What the exercise asks:
Reproduce the listing word for word, leaving every picture behind.

Dataset records:
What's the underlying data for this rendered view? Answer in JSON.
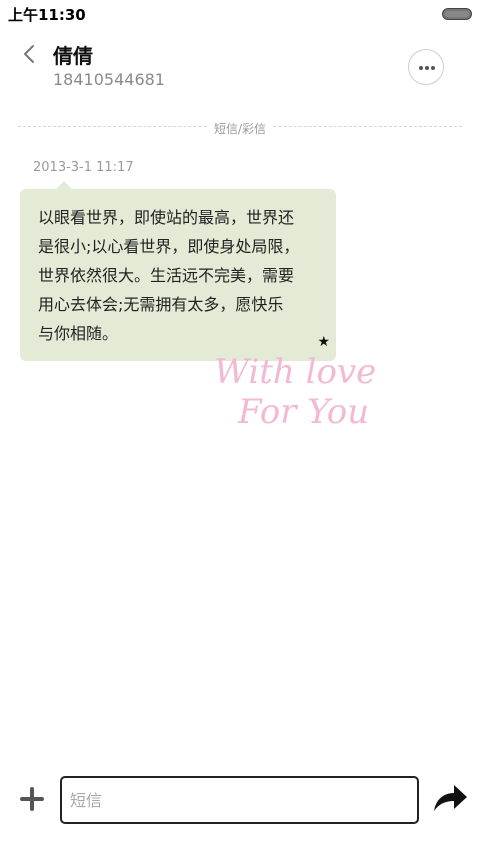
{
  "status_bar": {
    "time": "上午11:30"
  },
  "header": {
    "contact_name": "倩倩",
    "contact_phone": "18410544681"
  },
  "divider": {
    "label": "短信/彩信"
  },
  "message": {
    "timestamp": "2013-3-1 11:17",
    "lines": [
      "以眼看世界，即使站的最高，世界还",
      "是很小;以心看世界，即使身处局限，",
      "世界依然很大。生活远不完美，需要",
      "用心去体会;无需拥有太多，愿快乐",
      "与你相随。"
    ],
    "star_icon": "star-icon"
  },
  "watermark": {
    "line1": "With love",
    "line2": "For You"
  },
  "input_bar": {
    "placeholder": "短信"
  },
  "icons": {
    "back": "chevron-left-icon",
    "more": "more-dots-icon",
    "add": "plus-icon",
    "send": "send-arrow-icon"
  },
  "colors": {
    "bubble_bg": "#e3ebd6",
    "watermark": "#f3b9d4"
  }
}
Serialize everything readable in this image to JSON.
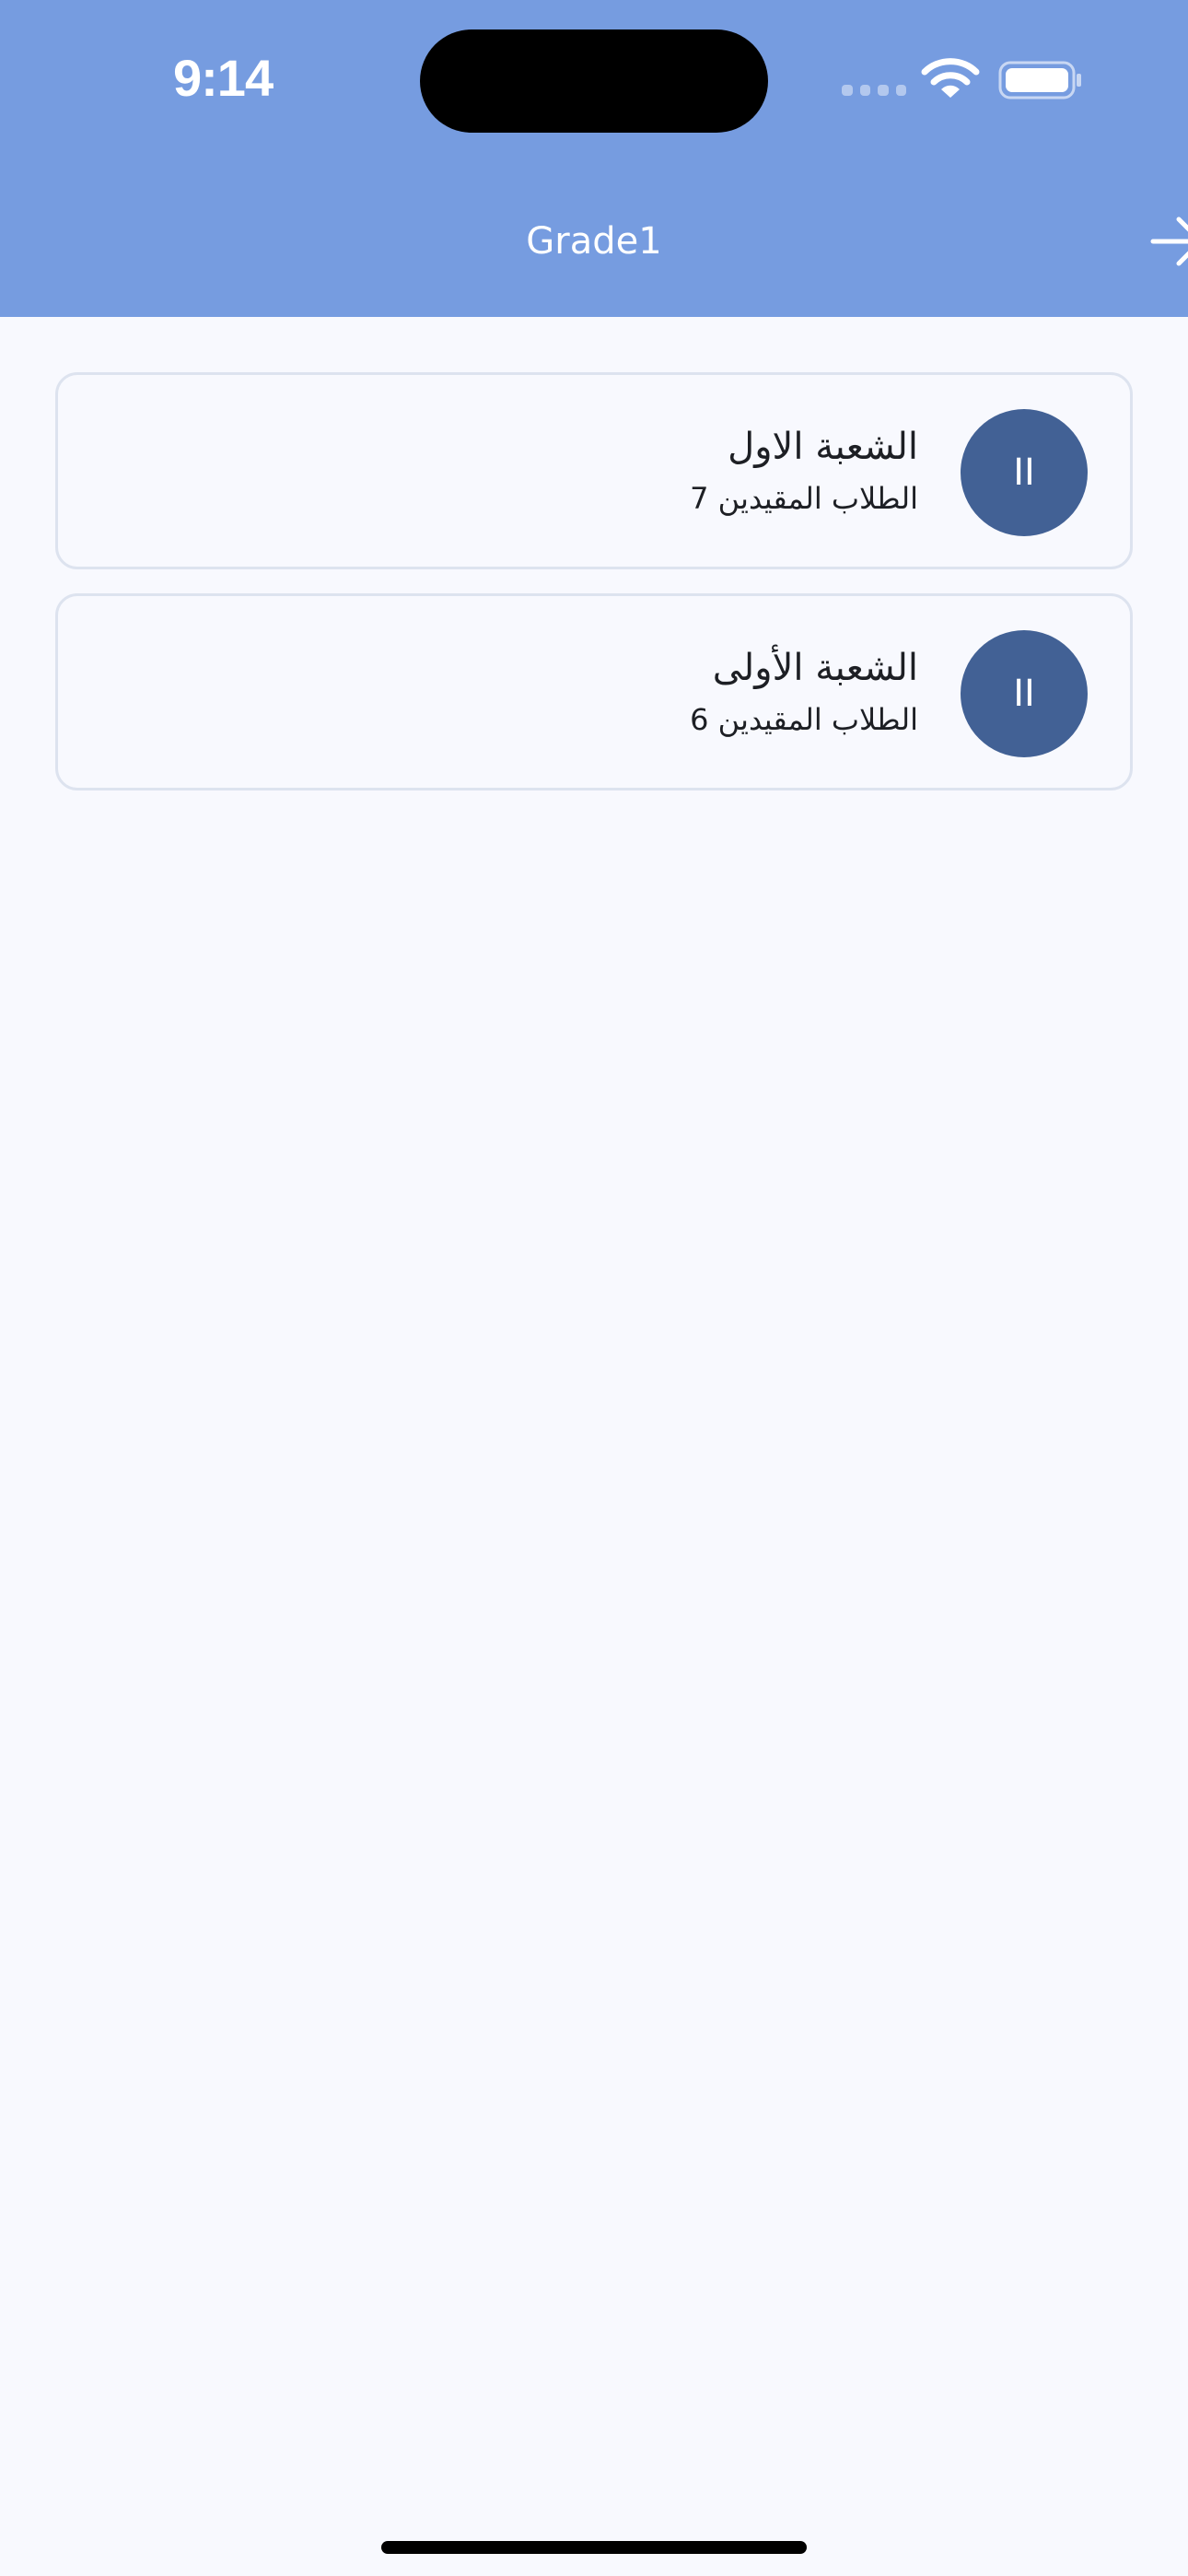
{
  "status_bar": {
    "time": "9:14"
  },
  "header": {
    "title": "Grade1",
    "background_color": "#769ce0",
    "back_icon": "arrow-right-icon"
  },
  "sections": [
    {
      "name": "الشعبة الاول",
      "subtitle": "الطلاب المقيدين 7",
      "avatar_text": "II"
    },
    {
      "name": "الشعبة الأولى",
      "subtitle": "الطلاب المقيدين 6",
      "avatar_text": "II"
    }
  ],
  "colors": {
    "avatar": "#426195",
    "page_background": "#f8f9fe",
    "card_border": "#dde3ef"
  }
}
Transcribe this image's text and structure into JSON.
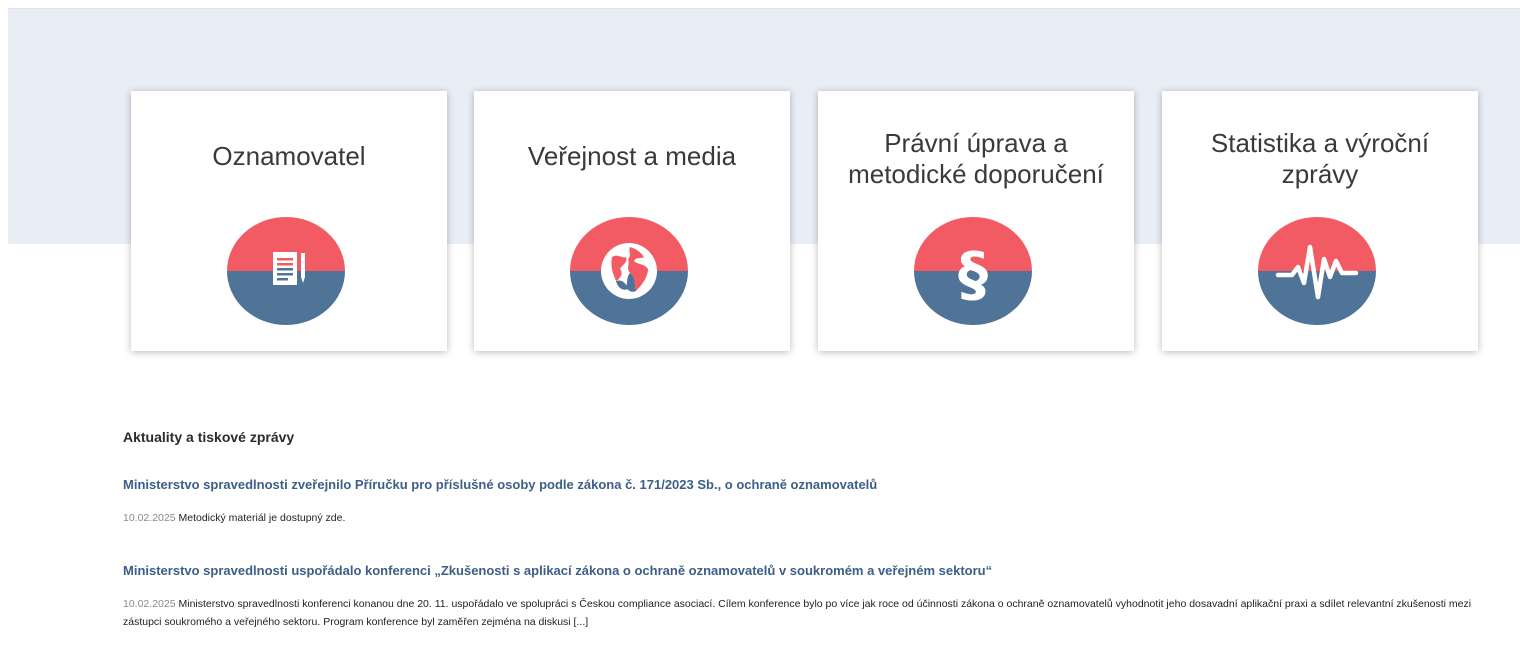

Expected output:
What's the underlying data for this rendered view? Answer in JSON.
{
  "status_bar": {
    "time": "上午11:30"
  },
  "header": {
    "contact_name": "倩倩",
    "contact_phone": "18410544681"
  },
  "divider": {
    "label": "短信/彩信"
  },
  "message": {
    "timestamp": "2013-3-1 11:17",
    "lines": [
      "以眼看世界，即使站的最高，世界还",
      "是很小;以心看世界，即使身处局限，",
      "世界依然很大。生活远不完美，需要",
      "用心去体会;无需拥有太多，愿快乐",
      "与你相随。"
    ],
    "star_icon": "star-icon"
  },
  "watermark": {
    "line1": "With love",
    "line2": "For You"
  },
  "input_bar": {
    "placeholder": "短信"
  },
  "icons": {
    "back": "chevron-left-icon",
    "more": "more-dots-icon",
    "add": "plus-icon",
    "send": "send-arrow-icon"
  },
  "colors": {
    "bubble_bg": "#e3ebd6",
    "watermark": "#f3b9d4"
  }
}
Serialize everything readable in this image to JSON.
{
  "status_bar": {
    "time": "9:14"
  },
  "header": {
    "title": "Grade1",
    "background_color": "#769ce0",
    "back_icon": "arrow-right-icon"
  },
  "sections": [
    {
      "name": "الشعبة الاول",
      "subtitle": "الطلاب المقيدين 7",
      "avatar_text": "II"
    },
    {
      "name": "الشعبة الأولى",
      "subtitle": "الطلاب المقيدين 6",
      "avatar_text": "II"
    }
  ],
  "colors": {
    "avatar": "#426195",
    "page_background": "#f8f9fe",
    "card_border": "#dde3ef"
  }
}
Transcribe this image's text and structure into JSON.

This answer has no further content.